_RECORDS SHOWN_

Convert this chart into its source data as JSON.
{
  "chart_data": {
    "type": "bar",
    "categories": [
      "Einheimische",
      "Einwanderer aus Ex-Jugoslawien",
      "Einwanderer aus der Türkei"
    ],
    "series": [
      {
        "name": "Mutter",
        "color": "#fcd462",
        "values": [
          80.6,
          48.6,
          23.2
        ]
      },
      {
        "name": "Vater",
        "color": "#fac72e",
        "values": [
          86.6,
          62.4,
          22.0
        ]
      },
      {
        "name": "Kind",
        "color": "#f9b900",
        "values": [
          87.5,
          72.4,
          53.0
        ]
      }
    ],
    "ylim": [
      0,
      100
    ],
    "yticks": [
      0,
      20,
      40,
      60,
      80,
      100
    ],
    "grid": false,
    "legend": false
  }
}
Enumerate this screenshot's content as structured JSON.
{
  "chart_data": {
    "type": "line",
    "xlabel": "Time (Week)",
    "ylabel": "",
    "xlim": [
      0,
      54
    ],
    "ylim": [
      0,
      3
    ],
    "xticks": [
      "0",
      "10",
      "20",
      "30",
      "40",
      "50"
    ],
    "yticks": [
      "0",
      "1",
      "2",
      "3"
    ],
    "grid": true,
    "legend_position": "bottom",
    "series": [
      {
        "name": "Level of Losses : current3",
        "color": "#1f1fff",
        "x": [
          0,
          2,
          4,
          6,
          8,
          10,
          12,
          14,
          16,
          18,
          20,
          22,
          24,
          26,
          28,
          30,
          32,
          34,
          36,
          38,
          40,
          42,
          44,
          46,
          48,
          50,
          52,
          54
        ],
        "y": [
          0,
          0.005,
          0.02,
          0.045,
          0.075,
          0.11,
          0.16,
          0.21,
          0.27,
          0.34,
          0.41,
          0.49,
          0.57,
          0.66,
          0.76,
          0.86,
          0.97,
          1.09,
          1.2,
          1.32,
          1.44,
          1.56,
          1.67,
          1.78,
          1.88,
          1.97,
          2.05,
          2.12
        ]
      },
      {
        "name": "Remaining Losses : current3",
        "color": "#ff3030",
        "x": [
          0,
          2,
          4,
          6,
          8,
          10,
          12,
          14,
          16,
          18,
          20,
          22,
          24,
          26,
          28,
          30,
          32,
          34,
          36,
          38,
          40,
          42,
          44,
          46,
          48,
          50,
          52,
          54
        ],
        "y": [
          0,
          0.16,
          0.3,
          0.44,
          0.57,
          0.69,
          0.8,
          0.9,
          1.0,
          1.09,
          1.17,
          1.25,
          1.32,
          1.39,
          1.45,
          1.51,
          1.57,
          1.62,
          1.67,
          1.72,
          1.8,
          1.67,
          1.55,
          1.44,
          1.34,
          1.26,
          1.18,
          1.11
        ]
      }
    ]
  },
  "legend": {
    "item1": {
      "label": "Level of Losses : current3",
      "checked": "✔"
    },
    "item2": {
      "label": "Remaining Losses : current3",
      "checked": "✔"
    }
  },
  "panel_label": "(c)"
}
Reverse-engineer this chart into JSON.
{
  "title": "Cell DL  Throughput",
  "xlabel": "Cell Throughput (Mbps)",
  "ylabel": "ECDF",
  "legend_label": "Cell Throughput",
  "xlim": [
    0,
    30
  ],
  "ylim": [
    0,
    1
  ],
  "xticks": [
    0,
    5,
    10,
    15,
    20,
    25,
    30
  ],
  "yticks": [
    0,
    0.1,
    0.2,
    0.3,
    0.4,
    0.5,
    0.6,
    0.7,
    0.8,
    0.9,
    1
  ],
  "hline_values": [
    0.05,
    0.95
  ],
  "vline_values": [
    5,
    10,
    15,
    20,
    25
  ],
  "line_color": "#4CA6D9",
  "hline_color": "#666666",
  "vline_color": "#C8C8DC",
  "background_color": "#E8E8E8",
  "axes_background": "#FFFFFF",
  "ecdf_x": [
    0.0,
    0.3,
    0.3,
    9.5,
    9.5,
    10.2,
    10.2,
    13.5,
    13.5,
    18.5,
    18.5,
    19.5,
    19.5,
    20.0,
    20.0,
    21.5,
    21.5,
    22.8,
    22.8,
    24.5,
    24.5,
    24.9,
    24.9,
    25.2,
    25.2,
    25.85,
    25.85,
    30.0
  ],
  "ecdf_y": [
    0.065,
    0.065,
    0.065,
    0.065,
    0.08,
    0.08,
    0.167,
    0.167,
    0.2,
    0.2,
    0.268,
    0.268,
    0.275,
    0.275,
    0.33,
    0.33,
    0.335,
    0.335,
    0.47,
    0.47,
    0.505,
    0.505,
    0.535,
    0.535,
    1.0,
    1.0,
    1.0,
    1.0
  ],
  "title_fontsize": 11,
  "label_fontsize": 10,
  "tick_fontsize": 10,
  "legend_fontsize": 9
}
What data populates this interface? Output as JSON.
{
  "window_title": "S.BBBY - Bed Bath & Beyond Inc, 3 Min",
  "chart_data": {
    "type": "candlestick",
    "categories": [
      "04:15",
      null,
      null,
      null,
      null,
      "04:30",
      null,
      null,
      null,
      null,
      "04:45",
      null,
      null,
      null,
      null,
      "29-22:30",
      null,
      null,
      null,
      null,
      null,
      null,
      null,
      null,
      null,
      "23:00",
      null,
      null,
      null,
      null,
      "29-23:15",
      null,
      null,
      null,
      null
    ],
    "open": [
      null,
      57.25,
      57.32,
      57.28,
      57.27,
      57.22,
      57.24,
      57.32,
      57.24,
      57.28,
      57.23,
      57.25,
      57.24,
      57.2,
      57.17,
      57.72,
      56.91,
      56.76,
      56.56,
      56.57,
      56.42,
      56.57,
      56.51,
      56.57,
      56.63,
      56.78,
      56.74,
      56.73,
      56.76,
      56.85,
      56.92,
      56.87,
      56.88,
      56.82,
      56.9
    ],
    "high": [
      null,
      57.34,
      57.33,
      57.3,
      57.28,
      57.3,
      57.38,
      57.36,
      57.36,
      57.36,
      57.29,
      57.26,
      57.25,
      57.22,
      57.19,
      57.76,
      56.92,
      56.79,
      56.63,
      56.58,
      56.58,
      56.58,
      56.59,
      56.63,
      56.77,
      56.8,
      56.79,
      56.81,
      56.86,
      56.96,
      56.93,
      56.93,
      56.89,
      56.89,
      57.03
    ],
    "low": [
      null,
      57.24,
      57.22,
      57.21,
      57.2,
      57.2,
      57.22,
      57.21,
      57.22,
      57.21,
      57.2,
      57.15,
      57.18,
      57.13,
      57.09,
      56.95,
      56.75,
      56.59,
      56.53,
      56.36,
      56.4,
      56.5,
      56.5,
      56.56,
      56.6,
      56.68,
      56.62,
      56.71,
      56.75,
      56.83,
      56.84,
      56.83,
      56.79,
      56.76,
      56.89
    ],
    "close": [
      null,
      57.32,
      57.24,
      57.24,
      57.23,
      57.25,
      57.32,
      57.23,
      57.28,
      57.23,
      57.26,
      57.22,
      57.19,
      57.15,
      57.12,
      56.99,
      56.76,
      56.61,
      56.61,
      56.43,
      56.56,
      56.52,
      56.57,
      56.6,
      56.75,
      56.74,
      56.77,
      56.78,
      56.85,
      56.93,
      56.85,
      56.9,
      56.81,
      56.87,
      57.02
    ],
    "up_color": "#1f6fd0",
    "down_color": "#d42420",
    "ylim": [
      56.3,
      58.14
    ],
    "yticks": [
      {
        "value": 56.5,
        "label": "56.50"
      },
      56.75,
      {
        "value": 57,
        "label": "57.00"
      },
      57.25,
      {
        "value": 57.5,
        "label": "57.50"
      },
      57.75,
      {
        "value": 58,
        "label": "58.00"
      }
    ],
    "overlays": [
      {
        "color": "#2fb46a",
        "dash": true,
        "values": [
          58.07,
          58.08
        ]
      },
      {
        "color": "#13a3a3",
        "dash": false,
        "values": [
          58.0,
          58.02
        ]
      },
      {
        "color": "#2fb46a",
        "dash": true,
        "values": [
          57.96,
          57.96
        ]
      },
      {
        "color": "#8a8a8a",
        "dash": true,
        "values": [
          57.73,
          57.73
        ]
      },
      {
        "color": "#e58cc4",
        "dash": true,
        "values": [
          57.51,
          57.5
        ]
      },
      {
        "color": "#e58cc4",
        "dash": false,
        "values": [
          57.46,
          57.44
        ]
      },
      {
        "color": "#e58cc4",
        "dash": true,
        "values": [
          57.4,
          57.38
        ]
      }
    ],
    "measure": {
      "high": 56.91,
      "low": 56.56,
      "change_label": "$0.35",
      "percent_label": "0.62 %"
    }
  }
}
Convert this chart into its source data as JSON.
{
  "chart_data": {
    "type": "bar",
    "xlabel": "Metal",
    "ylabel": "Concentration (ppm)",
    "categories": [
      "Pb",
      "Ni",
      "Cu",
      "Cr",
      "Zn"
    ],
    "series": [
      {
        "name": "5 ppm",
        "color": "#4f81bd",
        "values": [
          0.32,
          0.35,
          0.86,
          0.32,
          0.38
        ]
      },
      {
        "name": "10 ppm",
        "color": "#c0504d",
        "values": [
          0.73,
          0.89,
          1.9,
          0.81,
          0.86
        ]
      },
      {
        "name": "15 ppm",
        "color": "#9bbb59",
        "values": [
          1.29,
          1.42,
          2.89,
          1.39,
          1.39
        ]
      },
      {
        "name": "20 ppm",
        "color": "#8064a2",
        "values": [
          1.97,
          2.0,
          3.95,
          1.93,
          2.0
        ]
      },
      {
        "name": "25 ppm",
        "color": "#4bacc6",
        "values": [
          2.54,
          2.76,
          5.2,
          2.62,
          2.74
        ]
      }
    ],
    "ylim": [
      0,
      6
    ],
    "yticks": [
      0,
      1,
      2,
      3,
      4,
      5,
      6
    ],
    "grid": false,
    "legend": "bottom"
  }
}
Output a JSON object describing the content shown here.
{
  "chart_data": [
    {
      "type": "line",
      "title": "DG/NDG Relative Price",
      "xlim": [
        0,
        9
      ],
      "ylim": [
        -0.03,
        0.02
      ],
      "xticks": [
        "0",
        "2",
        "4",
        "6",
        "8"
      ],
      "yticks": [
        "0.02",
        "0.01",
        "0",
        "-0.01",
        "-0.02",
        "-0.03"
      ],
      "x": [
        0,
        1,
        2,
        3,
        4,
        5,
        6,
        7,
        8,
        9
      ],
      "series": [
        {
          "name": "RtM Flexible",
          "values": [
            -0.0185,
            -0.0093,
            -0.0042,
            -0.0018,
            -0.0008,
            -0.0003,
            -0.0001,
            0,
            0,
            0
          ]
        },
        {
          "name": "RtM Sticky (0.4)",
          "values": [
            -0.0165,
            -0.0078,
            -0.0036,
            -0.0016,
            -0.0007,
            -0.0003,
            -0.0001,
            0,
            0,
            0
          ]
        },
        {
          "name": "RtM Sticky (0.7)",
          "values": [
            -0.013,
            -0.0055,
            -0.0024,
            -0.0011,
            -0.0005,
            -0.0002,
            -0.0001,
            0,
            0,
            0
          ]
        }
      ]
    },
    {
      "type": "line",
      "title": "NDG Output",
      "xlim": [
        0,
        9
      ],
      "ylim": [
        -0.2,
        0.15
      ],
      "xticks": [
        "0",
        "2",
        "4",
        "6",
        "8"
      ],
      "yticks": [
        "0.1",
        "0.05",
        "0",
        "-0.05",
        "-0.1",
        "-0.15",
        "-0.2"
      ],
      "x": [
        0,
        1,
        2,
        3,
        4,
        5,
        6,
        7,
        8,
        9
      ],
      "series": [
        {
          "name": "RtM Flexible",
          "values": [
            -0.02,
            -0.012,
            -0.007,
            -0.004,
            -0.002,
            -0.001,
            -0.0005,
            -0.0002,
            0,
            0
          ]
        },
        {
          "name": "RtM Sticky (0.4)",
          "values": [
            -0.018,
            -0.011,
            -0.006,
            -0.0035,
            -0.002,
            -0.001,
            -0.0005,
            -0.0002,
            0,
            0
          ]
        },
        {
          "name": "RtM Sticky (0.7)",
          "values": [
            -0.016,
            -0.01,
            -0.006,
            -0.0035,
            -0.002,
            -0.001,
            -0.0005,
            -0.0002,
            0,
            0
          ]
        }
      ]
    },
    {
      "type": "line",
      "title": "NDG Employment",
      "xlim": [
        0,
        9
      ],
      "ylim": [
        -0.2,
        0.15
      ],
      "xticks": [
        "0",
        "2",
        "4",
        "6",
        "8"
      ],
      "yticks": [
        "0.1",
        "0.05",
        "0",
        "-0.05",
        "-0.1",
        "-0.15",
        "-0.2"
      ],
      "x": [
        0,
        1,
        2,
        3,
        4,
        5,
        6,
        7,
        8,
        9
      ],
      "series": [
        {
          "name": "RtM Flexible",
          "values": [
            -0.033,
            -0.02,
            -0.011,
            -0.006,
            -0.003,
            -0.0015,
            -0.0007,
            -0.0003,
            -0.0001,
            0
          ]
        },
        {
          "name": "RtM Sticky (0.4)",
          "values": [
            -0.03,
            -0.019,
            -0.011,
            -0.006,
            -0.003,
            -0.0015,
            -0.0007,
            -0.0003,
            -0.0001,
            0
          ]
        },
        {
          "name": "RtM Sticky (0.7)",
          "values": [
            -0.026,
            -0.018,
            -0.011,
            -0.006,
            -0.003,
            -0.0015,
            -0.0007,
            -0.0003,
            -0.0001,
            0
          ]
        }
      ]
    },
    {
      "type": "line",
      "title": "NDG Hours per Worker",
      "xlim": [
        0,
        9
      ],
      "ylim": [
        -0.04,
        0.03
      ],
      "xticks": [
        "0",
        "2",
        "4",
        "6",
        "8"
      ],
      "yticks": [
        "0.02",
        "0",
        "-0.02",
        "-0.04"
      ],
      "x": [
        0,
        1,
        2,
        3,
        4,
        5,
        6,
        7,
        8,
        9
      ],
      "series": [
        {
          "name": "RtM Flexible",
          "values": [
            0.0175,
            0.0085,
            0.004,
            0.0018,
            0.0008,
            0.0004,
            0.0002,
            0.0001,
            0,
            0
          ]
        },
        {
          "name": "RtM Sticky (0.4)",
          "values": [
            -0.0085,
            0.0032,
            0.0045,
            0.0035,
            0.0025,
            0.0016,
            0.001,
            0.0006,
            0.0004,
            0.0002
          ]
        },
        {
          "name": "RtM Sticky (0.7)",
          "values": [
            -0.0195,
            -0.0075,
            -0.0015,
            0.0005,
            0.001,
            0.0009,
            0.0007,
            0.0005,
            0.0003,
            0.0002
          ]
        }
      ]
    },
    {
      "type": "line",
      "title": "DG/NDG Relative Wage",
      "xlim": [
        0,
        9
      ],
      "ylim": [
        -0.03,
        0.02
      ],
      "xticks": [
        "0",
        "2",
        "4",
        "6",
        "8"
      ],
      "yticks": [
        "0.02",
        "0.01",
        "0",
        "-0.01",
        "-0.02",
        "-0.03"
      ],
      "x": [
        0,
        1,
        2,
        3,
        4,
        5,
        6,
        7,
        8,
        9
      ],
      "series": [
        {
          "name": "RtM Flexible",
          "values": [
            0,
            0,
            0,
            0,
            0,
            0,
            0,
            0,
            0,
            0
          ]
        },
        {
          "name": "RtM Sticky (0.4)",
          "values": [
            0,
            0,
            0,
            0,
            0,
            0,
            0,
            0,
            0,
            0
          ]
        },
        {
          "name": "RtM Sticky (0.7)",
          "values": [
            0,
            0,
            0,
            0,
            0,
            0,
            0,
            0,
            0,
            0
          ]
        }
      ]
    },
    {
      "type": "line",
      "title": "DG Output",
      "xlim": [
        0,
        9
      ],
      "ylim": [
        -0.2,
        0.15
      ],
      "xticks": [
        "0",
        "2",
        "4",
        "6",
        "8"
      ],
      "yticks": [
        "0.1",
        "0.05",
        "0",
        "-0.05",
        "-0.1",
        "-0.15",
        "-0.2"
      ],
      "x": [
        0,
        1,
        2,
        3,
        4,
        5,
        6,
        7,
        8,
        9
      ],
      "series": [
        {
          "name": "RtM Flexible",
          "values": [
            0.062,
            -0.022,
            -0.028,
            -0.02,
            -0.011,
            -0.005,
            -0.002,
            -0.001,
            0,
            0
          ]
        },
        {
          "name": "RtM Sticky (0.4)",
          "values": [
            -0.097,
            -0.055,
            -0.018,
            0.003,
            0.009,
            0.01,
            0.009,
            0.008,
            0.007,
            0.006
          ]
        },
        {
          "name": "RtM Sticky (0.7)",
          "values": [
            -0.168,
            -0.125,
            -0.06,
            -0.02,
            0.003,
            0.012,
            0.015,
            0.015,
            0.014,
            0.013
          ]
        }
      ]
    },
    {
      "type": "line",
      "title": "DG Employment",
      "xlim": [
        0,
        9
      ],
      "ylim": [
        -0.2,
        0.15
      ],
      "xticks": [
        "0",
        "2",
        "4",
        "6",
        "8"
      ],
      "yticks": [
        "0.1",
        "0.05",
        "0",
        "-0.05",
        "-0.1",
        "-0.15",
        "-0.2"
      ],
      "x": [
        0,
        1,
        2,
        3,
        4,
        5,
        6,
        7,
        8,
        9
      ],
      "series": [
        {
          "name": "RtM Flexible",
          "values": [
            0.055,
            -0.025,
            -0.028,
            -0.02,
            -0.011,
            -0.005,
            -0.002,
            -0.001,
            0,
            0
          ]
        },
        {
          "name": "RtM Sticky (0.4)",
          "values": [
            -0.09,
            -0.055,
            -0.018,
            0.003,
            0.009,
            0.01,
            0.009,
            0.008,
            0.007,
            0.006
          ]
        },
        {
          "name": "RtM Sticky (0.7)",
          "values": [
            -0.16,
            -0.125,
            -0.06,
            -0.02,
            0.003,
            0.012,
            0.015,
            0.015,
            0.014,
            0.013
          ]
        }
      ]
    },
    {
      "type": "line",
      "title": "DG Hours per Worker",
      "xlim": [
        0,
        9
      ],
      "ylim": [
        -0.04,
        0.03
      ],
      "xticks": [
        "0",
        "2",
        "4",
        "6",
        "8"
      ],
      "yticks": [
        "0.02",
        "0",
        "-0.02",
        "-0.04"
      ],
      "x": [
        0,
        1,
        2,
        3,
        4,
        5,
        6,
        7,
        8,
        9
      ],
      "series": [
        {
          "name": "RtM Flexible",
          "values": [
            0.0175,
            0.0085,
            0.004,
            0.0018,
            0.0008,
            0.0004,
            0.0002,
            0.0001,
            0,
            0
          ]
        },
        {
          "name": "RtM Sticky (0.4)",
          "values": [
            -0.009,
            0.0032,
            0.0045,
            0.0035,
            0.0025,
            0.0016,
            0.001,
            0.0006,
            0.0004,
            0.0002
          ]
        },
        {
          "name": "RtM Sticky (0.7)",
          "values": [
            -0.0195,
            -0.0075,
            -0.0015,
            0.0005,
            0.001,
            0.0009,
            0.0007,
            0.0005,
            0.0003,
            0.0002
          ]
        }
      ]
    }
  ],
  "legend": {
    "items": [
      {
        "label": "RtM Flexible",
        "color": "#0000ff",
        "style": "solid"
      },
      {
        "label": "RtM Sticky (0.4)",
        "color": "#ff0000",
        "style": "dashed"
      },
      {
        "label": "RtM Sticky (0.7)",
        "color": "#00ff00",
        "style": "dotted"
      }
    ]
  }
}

_PROBLEM_
Using the records above, list each line that includes "xlabel".

_CORRECT RESPONSE_
    "xlabel": "Time (Week)",
  "xlabel": "Cell Throughput (Mbps)",
    "xlabel": "Metal",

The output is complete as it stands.